The plaintiffs are James and Francis Salvatore, Dominica Vannie and Josephine Petinus. As contestants, they claim to have proven that the testator did not have sufficient mental capacity to make a valid will, that he was unduly influenced by Anna Hayden and Mary Quagliaroli, and that the latter, having procured an attorney to prepare the will, guided the testator's hand in the execution of it while the testator was in a weak, feeble physical condition and in a confused and emotionally disturbed state of mind.
The defendant assigns error in the finding of certain paragraphs of her claims of proof. She also assigns error in the finding of a number of paragraphs of the plaintiffs' claims of proof. In a jury case the claims of proof are used, not to test the court's ruling on the motion to set aside the verdict, but to consider errors claimed in the rulings during the trial and in the charge. The claims of proof found fairly present the facts necessary for this purpose. Maltbie, Conn. App. Proc. (2d Ed.) p. 199. Furthermore, a litigant ordinarily may not force into the claims of proof of his adversary factual matters which are objectionable to the latter and upon which he does not rely. Castaldo v. D'Eramo, 140 Conn. 88, 93, 98 A.2d 664; Maltbie, op. cit., p. 199. No corrections are warranted.

§ **Material supplied**

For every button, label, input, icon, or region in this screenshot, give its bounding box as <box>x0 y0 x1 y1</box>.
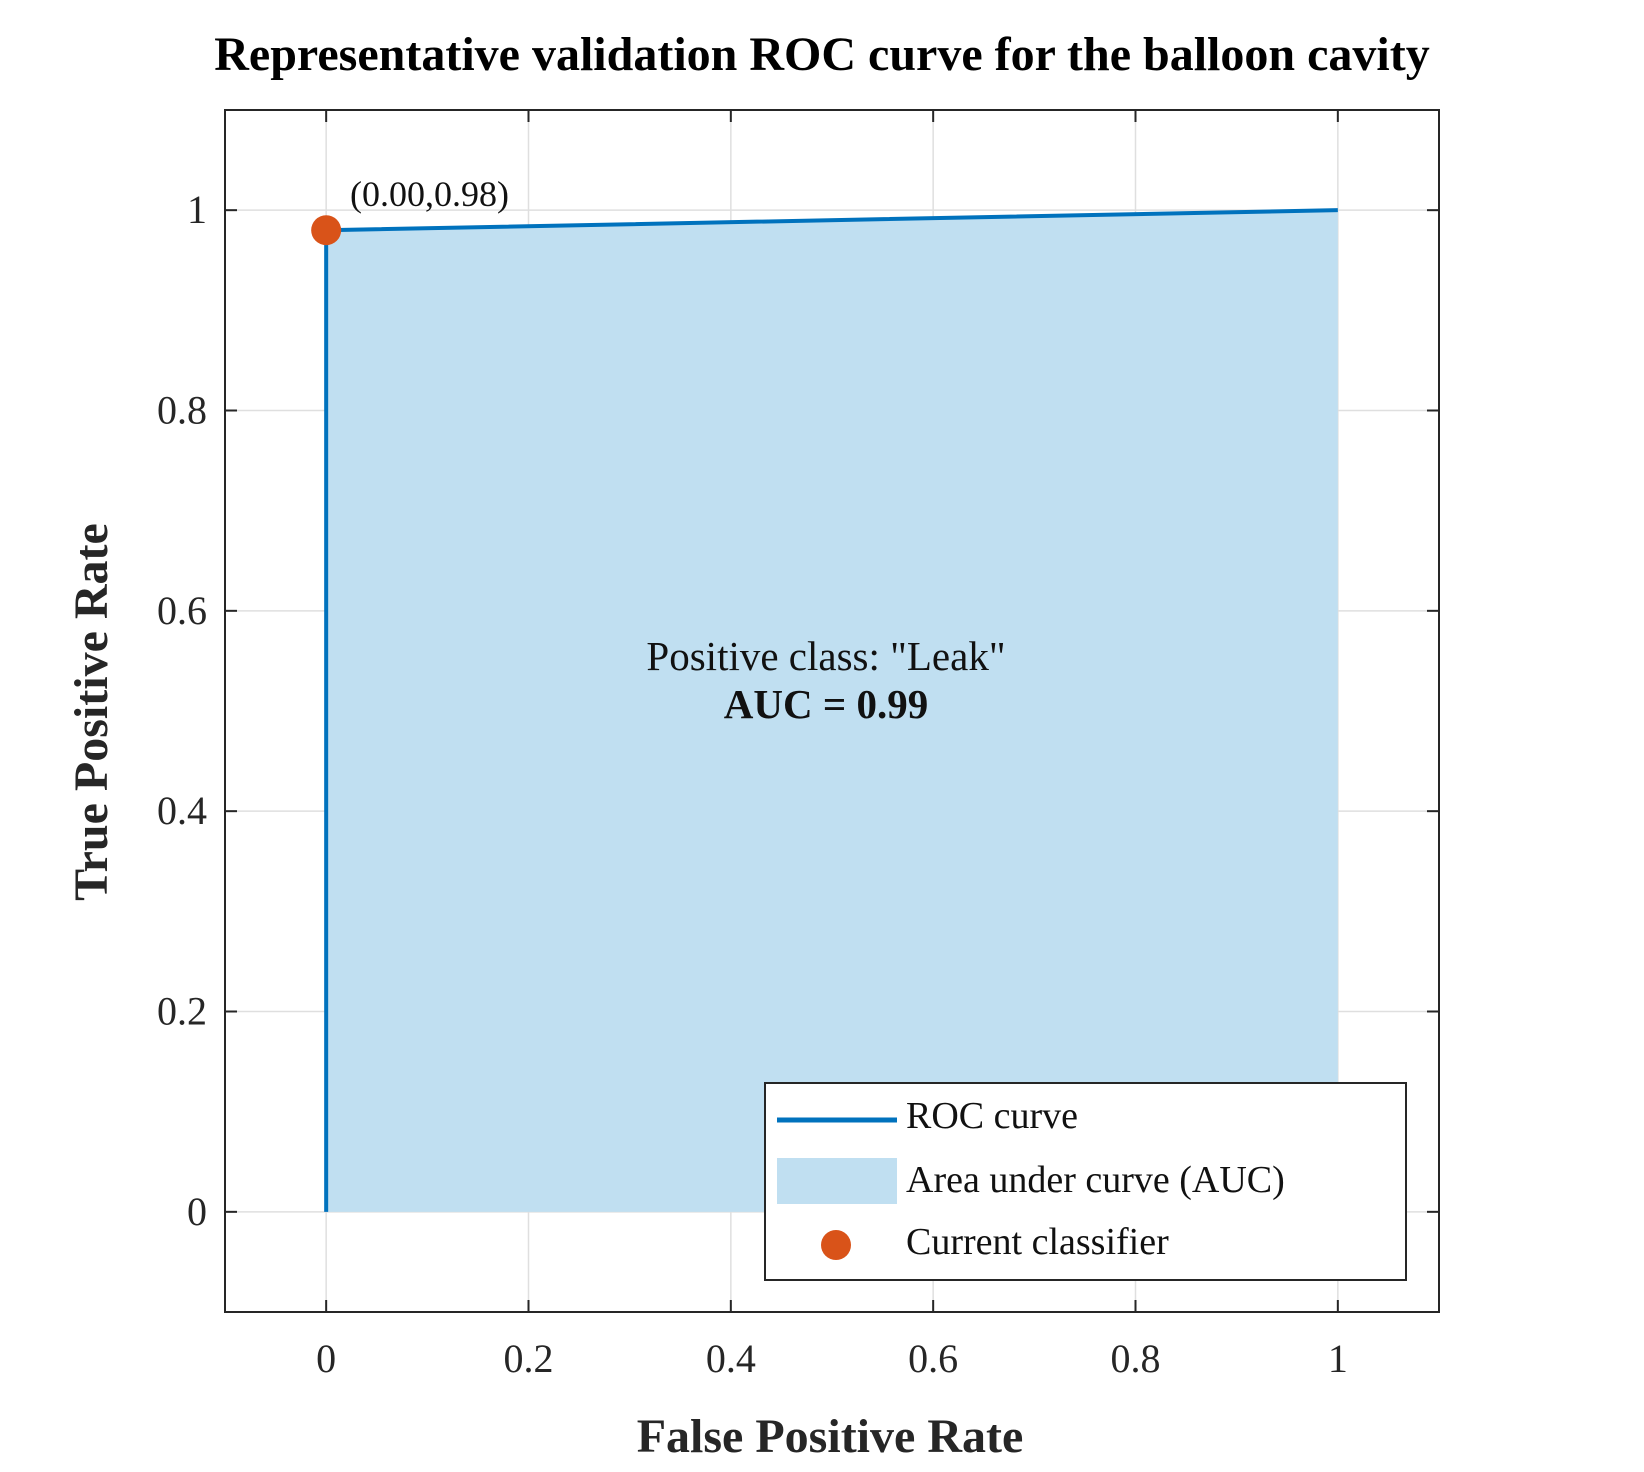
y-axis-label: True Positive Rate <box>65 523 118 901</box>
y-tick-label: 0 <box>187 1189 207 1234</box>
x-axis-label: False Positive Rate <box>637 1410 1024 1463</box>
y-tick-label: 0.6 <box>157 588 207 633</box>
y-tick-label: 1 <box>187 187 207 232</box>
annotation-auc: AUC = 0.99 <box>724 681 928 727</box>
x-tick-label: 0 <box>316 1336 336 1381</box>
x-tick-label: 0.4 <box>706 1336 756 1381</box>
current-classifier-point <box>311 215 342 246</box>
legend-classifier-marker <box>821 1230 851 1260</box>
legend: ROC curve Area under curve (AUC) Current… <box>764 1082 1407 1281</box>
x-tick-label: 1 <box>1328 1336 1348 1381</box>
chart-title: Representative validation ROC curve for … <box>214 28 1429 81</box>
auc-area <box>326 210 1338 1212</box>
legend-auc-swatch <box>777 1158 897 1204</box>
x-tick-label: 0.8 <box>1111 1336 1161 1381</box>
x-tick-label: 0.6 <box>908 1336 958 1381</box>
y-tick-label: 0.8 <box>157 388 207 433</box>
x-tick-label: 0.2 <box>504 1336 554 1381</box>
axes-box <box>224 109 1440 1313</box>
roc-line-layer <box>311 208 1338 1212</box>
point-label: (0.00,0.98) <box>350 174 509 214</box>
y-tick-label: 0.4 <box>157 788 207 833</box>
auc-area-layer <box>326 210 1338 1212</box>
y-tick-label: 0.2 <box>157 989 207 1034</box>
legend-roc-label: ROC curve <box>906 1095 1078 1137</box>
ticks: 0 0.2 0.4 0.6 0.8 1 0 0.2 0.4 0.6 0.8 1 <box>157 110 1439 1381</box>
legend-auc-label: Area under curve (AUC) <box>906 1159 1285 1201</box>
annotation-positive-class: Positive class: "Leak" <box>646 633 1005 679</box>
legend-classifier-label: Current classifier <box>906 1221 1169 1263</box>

§ **Task requirements**
A. Translate into Spanish this sentence from the will contest excerpt: "The defendant assigns error in the finding of certain paragraphs of her claims of proof."
B. List every line of the records that contains the string "point", matching case.

§ **Set of answers**
A. La demandada alega error en la determinación de ciertos párrafos de sus alegaciones de prueba.

B.
current-classifier-point <box>311 215 342 246</box>
point-label: (0.00,0.98) <box>350 174 509 214</box>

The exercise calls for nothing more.